→ **EXERCISE BRIEF**: Report every line in the listing that contains the string "shall".

→ **RAW RECORDS**:
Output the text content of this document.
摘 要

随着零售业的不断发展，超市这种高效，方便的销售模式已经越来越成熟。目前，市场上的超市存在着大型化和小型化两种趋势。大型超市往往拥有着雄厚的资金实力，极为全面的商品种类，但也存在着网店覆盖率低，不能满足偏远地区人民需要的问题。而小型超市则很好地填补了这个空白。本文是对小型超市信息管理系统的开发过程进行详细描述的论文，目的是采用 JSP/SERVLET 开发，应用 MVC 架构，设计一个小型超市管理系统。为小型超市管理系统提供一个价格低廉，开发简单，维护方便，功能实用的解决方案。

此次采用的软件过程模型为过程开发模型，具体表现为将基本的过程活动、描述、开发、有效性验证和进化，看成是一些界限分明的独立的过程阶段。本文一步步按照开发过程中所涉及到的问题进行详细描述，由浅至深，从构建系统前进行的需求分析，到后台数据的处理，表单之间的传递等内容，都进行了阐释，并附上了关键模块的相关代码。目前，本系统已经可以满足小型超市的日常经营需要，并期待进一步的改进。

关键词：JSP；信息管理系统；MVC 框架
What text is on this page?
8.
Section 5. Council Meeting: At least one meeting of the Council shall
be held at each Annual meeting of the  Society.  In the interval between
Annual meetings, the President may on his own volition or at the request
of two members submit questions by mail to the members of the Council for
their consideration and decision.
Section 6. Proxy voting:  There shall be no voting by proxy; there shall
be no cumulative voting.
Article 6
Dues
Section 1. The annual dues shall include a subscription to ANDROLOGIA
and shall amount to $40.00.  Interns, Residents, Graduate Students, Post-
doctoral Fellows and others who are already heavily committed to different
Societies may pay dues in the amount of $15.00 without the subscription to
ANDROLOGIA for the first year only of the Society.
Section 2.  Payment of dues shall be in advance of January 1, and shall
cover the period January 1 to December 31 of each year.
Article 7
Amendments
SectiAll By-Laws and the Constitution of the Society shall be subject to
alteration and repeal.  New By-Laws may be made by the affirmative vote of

→ **WRITTEN REPLY**:
Section 5. Council Meeting: At least one meeting of the Council shall
Section 6. Proxy voting:  There shall be no voting by proxy; there shall
Section 1. The annual dues shall include a subscription to ANDROLOGIA
and shall amount to $40.00.  Interns, Residents, Graduate Students, Post-
Section 2.  Payment of dues shall be in advance of January 1, and shall
SectiAll By-Laws and the Constitution of the Society shall be subject to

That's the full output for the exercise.